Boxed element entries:
────────────────────

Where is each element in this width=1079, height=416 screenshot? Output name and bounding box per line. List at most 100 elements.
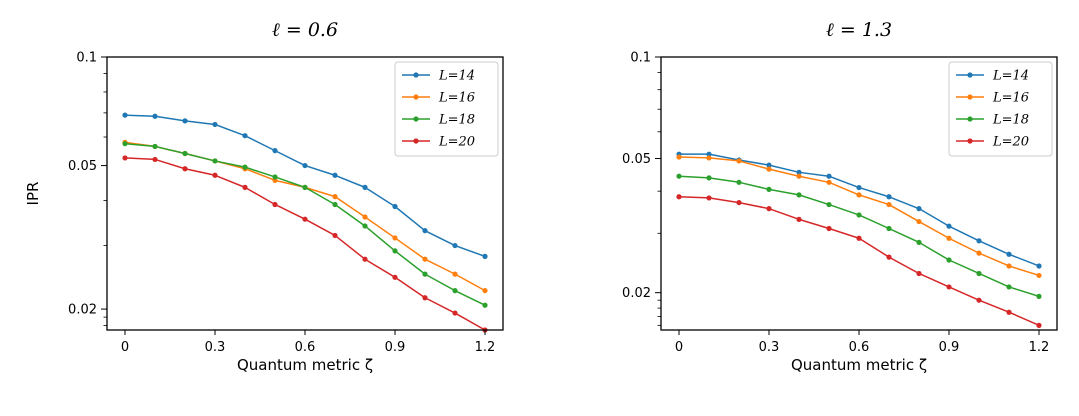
- data-point: [422, 228, 428, 234]
- data-point: [886, 225, 892, 232]
- data-point: [242, 164, 248, 170]
- data-point: [916, 206, 922, 212]
- x-tick-label: 1.2: [475, 340, 496, 355]
- data-point: [856, 212, 862, 218]
- chart-title: ℓ = 0.6: [272, 19, 338, 41]
- data-point: [1006, 284, 1012, 290]
- data-point: [886, 254, 892, 260]
- x-tick-label: 0.3: [759, 340, 780, 355]
- legend-label: L=14: [992, 69, 1029, 84]
- data-point: [766, 186, 772, 192]
- data-point: [392, 235, 398, 241]
- data-point: [482, 288, 488, 294]
- legend-label: L=16: [438, 91, 475, 106]
- data-point: [676, 173, 682, 179]
- data-point: [302, 162, 308, 169]
- data-point: [826, 173, 832, 179]
- data-point: [826, 201, 832, 208]
- data-point: [482, 302, 488, 308]
- data-point: [1006, 263, 1012, 269]
- data-point: [976, 270, 982, 277]
- data-point: [886, 194, 892, 200]
- data-point: [916, 239, 922, 245]
- y-tick-label: 0.05: [622, 152, 651, 167]
- data-point: [392, 274, 398, 280]
- data-point: [886, 201, 892, 208]
- data-point: [362, 256, 368, 262]
- data-point: [122, 141, 128, 147]
- data-point: [392, 248, 398, 254]
- y-tick-label: 0.05: [68, 159, 97, 174]
- data-point: [706, 155, 712, 161]
- y-tick-label: 0.02: [622, 286, 651, 301]
- legend-marker: [413, 138, 419, 144]
- legend-label: L=20: [438, 135, 475, 150]
- x-tick-label: 0.3: [205, 340, 226, 355]
- data-point: [856, 235, 862, 241]
- legend-label: L=14: [438, 69, 475, 84]
- data-point: [332, 172, 338, 178]
- series-line-L-20: [124, 157, 486, 331]
- data-point: [946, 223, 952, 229]
- data-point: [422, 256, 428, 262]
- data-point: [796, 173, 802, 179]
- data-point: [122, 155, 128, 161]
- x-axis-label: Quantum metric ζ: [237, 356, 373, 374]
- data-point: [212, 121, 218, 128]
- data-point: [242, 184, 248, 190]
- data-point: [916, 218, 922, 225]
- legend-marker: [967, 72, 973, 78]
- legend-label: L=18: [992, 113, 1029, 128]
- legend-marker: [413, 94, 419, 100]
- data-point: [362, 223, 368, 229]
- data-point: [736, 199, 742, 206]
- data-point: [332, 201, 338, 208]
- data-point: [1036, 263, 1042, 269]
- x-tick-label: 0.6: [295, 340, 316, 355]
- x-tick-label: 0.6: [849, 340, 870, 355]
- data-point: [332, 194, 338, 200]
- legend: L=14 L=16 L=18 L=20: [394, 61, 499, 157]
- data-point: [272, 174, 278, 180]
- x-tick-label: 1.2: [1029, 340, 1050, 355]
- data-point: [452, 271, 458, 277]
- data-point: [946, 235, 952, 241]
- data-point: [362, 184, 368, 190]
- legend-marker: [967, 116, 973, 122]
- data-point: [422, 295, 428, 301]
- data-point: [676, 194, 682, 200]
- legend-marker: [413, 116, 419, 122]
- x-tick-label: 0: [121, 340, 129, 355]
- data-point: [152, 143, 158, 150]
- data-point: [826, 225, 832, 232]
- data-point: [916, 270, 922, 277]
- data-point: [736, 158, 742, 164]
- data-point: [826, 179, 832, 185]
- data-point: [392, 203, 398, 210]
- legend-marker: [413, 72, 419, 78]
- data-point: [1036, 322, 1042, 328]
- x-tick-label: 0: [675, 340, 683, 355]
- data-point: [242, 133, 248, 139]
- chart-panel-1: ℓ = 0.6 0 0.3 0.6 0.9 1.2 0.02 0.05 0.1 Quantum m…: [24, 19, 504, 374]
- data-point: [152, 113, 158, 119]
- data-point: [122, 112, 128, 118]
- y-tick-label: 0.1: [76, 51, 97, 66]
- data-point: [706, 175, 712, 181]
- y-tick-label: 0.1: [630, 51, 651, 66]
- data-point: [946, 284, 952, 290]
- data-point: [272, 201, 278, 208]
- data-point: [856, 192, 862, 198]
- legend-frame: [394, 61, 499, 157]
- data-point: [1036, 293, 1042, 299]
- data-point: [766, 206, 772, 212]
- data-point: [302, 184, 308, 190]
- legend-marker: [967, 94, 973, 100]
- data-point: [302, 216, 308, 222]
- data-point: [182, 166, 188, 172]
- x-tick-label: 0.9: [939, 340, 960, 355]
- data-point: [736, 179, 742, 185]
- data-point: [856, 184, 862, 191]
- series-line-L-14: [679, 153, 1040, 267]
- data-point: [976, 297, 982, 303]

────────────────────

Put every line of the items above into one numbered list, skipping blank lines and leaving out the pictures.

1. Where is each element in this width=1079, height=416 screenshot? Output name and bounding box per line. List at most 100 elements.
2. - data-point: [422, 228, 428, 234]
3. - data-point: [886, 225, 892, 232]
4. - data-point: [242, 164, 248, 170]
5. - data-point: [916, 206, 922, 212]
6. - x-tick-label: 1.2: [475, 340, 496, 355]
7. - data-point: [856, 212, 862, 218]
8. - chart-title: ℓ = 0.6: [272, 19, 338, 41]
9. - data-point: [1006, 284, 1012, 290]
10. - data-point: [886, 254, 892, 260]
11. - x-tick-label: 0.3: [759, 340, 780, 355]
12. - legend-label: L=14: [992, 69, 1029, 84]
13. - data-point: [766, 186, 772, 192]
14. - data-point: [392, 235, 398, 241]
15. - data-point: [482, 288, 488, 294]
16. - legend-label: L=16: [438, 91, 475, 106]
17. - data-point: [676, 173, 682, 179]
18. - data-point: [302, 162, 308, 169]
19. - data-point: [826, 173, 832, 179]
20. - data-point: [826, 201, 832, 208]
21. - data-point: [482, 302, 488, 308]
22. - data-point: [1006, 263, 1012, 269]
23. - data-point: [976, 270, 982, 277]
24. - data-point: [886, 194, 892, 200]
25. - data-point: [916, 239, 922, 245]
26. - y-tick-label: 0.05: [622, 152, 651, 167]
27. - data-point: [392, 274, 398, 280]
28. - data-point: [886, 201, 892, 208]
29. - data-point: [362, 256, 368, 262]
30. - data-point: [122, 141, 128, 147]
31. - data-point: [392, 248, 398, 254]
32. - y-tick-label: 0.05: [68, 159, 97, 174]
33. - data-point: [706, 155, 712, 161]
34. - y-tick-label: 0.02: [622, 286, 651, 301]
35. - legend-marker: [413, 138, 419, 144]
36. - legend-label: L=20: [438, 135, 475, 150]
37. - x-tick-label: 0.3: [205, 340, 226, 355]
38. - data-point: [856, 235, 862, 241]
39. - legend-label: L=14: [438, 69, 475, 84]
40. - data-point: [332, 172, 338, 178]
41. - series-line-L-20: [124, 157, 486, 331]
42. - data-point: [946, 223, 952, 229]
43. - data-point: [422, 256, 428, 262]
44. - data-point: [796, 173, 802, 179]
45. - data-point: [122, 155, 128, 161]
46. - x-axis-label: Quantum metric ζ: [237, 356, 373, 374]
47. - data-point: [212, 121, 218, 128]
48. - data-point: [242, 184, 248, 190]
49. - data-point: [916, 218, 922, 225]
50. - legend-marker: [967, 72, 973, 78]
51. - legend-label: L=18: [992, 113, 1029, 128]
52. - legend-marker: [413, 94, 419, 100]
53. - data-point: [362, 223, 368, 229]
54. - data-point: [736, 199, 742, 206]
55. - data-point: [332, 201, 338, 208]
56. - data-point: [1036, 263, 1042, 269]
57. - x-tick-label: 0.6: [295, 340, 316, 355]
58. - x-tick-label: 0.6: [849, 340, 870, 355]
59. - data-point: [332, 194, 338, 200]
60. - legend: L=14 L=16 L=18 L=20: [394, 61, 499, 157]
61. - data-point: [272, 174, 278, 180]
62. - x-tick-label: 1.2: [1029, 340, 1050, 355]
63. - data-point: [452, 271, 458, 277]
64. - data-point: [946, 235, 952, 241]
65. - data-point: [362, 184, 368, 190]
66. - legend-marker: [967, 116, 973, 122]
67. - data-point: [422, 295, 428, 301]
68. - data-point: [676, 194, 682, 200]
69. - legend-marker: [413, 116, 419, 122]
70. - x-tick-label: 0: [121, 340, 129, 355]
71. - data-point: [152, 143, 158, 150]
72. - data-point: [826, 225, 832, 232]
73. - data-point: [916, 270, 922, 277]
74. - data-point: [736, 158, 742, 164]
75. - data-point: [826, 179, 832, 185]
76. - data-point: [392, 203, 398, 210]
77. - legend-marker: [413, 72, 419, 78]
78. - data-point: [1036, 322, 1042, 328]
79. - x-tick-label: 0: [675, 340, 683, 355]
80. - data-point: [242, 133, 248, 139]
81. - chart-panel-1: ℓ = 0.6 0 0.3 0.6 0.9 1.2 0.02 0.05 0.1 Quantum m…: [24, 19, 504, 374]
82. - data-point: [152, 113, 158, 119]
83. - data-point: [122, 112, 128, 118]
84. - y-tick-label: 0.1: [76, 51, 97, 66]
85. - data-point: [706, 175, 712, 181]
86. - y-tick-label: 0.1: [630, 51, 651, 66]
87. - data-point: [946, 284, 952, 290]
88. - data-point: [272, 201, 278, 208]
89. - data-point: [856, 192, 862, 198]
90. - legend-frame: [394, 61, 499, 157]
91. - data-point: [1036, 293, 1042, 299]
92. - data-point: [766, 206, 772, 212]
93. - data-point: [302, 184, 308, 190]
94. - legend-marker: [967, 94, 973, 100]
95. - data-point: [302, 216, 308, 222]
96. - data-point: [182, 166, 188, 172]
97. - x-tick-label: 0.9: [939, 340, 960, 355]
98. - data-point: [736, 179, 742, 185]
99. - data-point: [856, 184, 862, 191]
100. - series-line-L-14: [679, 153, 1040, 267]
101. - data-point: [976, 297, 982, 303]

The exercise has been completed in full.